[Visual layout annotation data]
++++++++

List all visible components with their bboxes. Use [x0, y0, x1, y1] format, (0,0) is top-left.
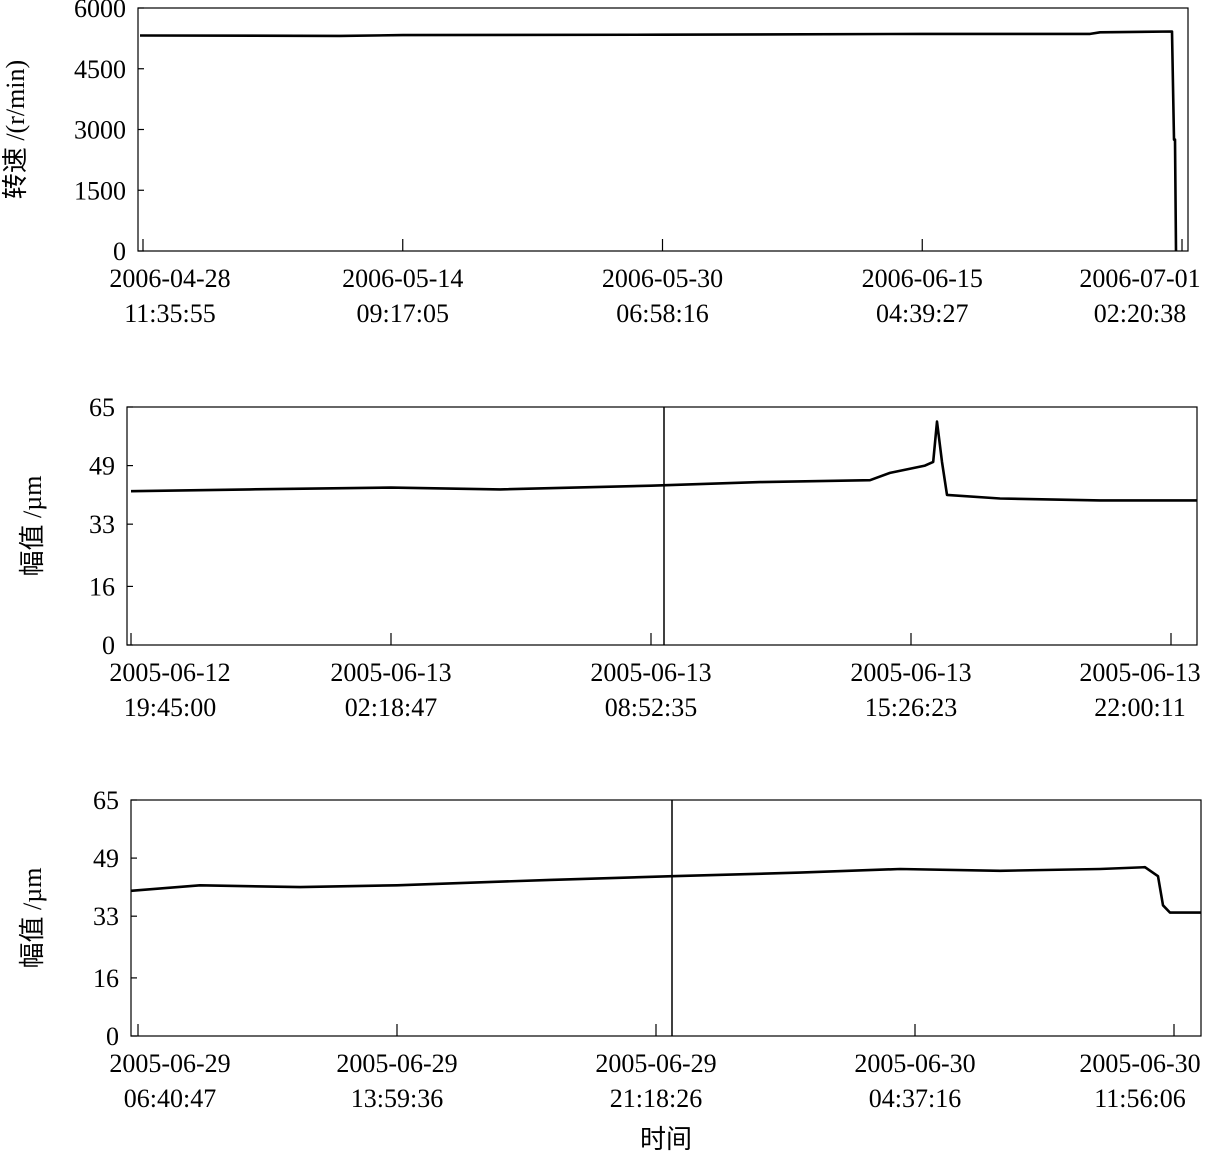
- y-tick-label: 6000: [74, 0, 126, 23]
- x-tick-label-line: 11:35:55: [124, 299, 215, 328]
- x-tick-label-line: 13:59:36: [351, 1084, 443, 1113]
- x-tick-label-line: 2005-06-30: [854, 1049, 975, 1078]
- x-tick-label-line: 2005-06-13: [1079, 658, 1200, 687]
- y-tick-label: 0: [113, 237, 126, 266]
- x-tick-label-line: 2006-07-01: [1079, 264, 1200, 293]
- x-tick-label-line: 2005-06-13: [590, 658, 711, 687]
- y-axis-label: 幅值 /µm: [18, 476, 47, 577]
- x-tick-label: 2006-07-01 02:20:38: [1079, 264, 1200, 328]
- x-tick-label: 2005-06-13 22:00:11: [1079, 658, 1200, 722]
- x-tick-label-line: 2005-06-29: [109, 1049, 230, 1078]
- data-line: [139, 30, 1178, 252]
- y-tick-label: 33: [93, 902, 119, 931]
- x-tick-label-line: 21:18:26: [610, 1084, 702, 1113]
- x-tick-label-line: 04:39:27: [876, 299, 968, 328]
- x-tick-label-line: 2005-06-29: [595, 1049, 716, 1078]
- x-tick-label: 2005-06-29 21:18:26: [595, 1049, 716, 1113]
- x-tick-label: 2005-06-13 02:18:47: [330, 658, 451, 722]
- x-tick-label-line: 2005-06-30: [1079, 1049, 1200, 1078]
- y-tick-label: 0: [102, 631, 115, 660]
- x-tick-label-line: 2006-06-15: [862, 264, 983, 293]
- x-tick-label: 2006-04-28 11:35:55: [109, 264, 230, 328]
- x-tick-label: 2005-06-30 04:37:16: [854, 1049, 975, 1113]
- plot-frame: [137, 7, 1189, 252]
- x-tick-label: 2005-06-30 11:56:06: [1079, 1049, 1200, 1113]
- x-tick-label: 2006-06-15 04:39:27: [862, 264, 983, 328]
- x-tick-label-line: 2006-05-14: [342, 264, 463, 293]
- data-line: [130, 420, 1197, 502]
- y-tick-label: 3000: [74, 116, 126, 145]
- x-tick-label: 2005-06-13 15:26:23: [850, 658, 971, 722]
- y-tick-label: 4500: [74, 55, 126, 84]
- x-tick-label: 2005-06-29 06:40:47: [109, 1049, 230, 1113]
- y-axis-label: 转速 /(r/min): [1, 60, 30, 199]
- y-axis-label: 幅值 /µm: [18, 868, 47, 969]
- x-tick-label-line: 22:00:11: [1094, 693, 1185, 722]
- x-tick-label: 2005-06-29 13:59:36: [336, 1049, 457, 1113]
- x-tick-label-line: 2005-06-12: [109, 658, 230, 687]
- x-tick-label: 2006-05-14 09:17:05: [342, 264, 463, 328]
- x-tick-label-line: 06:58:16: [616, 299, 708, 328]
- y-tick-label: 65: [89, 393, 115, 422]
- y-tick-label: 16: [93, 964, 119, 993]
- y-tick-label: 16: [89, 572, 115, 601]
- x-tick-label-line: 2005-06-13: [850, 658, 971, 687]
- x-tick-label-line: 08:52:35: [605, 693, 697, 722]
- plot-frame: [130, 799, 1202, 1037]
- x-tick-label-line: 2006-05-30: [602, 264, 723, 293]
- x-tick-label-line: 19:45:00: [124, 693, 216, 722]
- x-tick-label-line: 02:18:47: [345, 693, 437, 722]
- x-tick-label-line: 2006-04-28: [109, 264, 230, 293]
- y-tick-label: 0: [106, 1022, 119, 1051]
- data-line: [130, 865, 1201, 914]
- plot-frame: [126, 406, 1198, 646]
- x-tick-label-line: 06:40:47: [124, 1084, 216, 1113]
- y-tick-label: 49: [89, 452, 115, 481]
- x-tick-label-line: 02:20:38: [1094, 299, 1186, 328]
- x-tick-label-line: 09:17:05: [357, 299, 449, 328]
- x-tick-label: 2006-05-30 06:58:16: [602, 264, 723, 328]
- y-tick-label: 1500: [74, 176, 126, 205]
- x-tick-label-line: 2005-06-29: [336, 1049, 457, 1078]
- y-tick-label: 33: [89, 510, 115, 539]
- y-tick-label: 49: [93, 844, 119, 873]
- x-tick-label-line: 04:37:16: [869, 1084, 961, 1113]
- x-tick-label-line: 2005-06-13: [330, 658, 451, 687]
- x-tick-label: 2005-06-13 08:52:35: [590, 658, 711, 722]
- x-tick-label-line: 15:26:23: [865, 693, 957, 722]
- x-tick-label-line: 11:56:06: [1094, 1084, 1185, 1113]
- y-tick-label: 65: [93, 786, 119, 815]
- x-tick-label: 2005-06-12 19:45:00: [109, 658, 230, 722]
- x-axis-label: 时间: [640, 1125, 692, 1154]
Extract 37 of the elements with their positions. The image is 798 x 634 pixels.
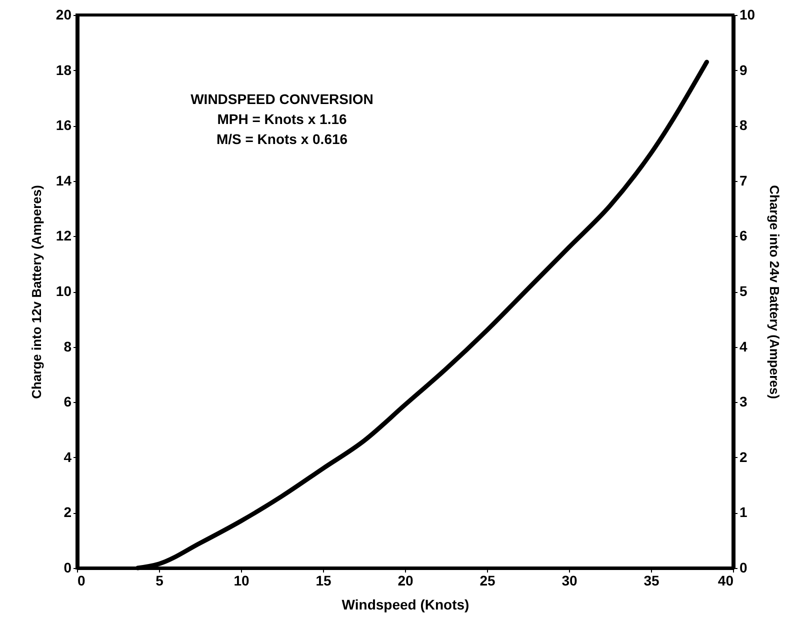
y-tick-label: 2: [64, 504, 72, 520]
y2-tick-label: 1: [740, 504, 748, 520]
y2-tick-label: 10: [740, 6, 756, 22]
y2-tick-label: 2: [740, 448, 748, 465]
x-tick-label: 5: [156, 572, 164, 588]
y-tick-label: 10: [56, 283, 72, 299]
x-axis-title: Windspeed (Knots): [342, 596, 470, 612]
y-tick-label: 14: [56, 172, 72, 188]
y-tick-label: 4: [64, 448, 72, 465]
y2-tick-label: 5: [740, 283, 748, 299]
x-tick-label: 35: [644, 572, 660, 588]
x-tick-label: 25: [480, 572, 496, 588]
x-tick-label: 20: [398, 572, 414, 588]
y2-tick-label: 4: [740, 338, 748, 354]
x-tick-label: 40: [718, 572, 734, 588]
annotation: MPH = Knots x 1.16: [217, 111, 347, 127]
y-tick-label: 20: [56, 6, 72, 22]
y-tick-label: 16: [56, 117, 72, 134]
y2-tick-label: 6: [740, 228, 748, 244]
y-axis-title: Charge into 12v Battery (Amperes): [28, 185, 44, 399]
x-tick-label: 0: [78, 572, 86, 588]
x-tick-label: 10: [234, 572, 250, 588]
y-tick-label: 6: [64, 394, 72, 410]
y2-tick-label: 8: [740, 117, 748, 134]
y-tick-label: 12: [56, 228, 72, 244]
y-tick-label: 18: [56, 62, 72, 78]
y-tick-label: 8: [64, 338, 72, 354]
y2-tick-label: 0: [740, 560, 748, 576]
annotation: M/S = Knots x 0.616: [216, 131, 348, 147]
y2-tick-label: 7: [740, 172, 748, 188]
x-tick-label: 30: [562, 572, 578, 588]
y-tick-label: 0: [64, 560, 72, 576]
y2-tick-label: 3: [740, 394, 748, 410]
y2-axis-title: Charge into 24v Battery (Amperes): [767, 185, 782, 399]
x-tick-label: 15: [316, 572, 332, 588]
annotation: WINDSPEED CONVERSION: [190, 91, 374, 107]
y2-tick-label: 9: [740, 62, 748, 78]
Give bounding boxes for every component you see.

++++++++

What the task asks: Reproduce word for word everything in the items from the line containing "- y-tick-label: 6000: [74, 0, 126, 23]" down to the line containing "- x-tick-label: 2006-04-28", both of those lines included.

Final result:
- y-tick-label: 6000: [74, 0, 126, 23]
- x-tick-label-line: 11:35:55: [124, 299, 215, 328]
- x-tick-label-line: 13:59:36: [351, 1084, 443, 1113]
- x-tick-label-line: 2005-06-30: [854, 1049, 975, 1078]
- x-tick-label-line: 2005-06-13: [1079, 658, 1200, 687]
- y-tick-label: 0: [113, 237, 126, 266]
- x-tick-label-line: 2006-07-01: [1079, 264, 1200, 293]
- x-tick-label-line: 2005-06-13: [590, 658, 711, 687]
- y-axis-label: 幅值 /µm: [18, 476, 47, 577]
- x-tick-label: 2006-07-01 02:20:38: [1079, 264, 1200, 328]
- x-tick-label: 2005-06-13 22:00:11: [1079, 658, 1200, 722]
- x-tick-label-line: 2005-06-29: [109, 1049, 230, 1078]
- data-line: [139, 30, 1178, 252]
- y-tick-label: 33: [93, 902, 119, 931]
- x-tick-label-line: 21:18:26: [610, 1084, 702, 1113]
- x-tick-label-line: 04:39:27: [876, 299, 968, 328]
- x-tick-label-line: 2005-06-29: [595, 1049, 716, 1078]
- x-tick-label: 2005-06-29 21:18:26: [595, 1049, 716, 1113]
- x-tick-label: 2005-06-13 02:18:47: [330, 658, 451, 722]
- x-tick-label-line: 2005-06-30: [1079, 1049, 1200, 1078]
- y-tick-label: 0: [102, 631, 115, 660]
- x-tick-label-line: 2006-06-15: [862, 264, 983, 293]
- x-tick-label: 2006-04-28 11:35:55: [109, 264, 230, 328]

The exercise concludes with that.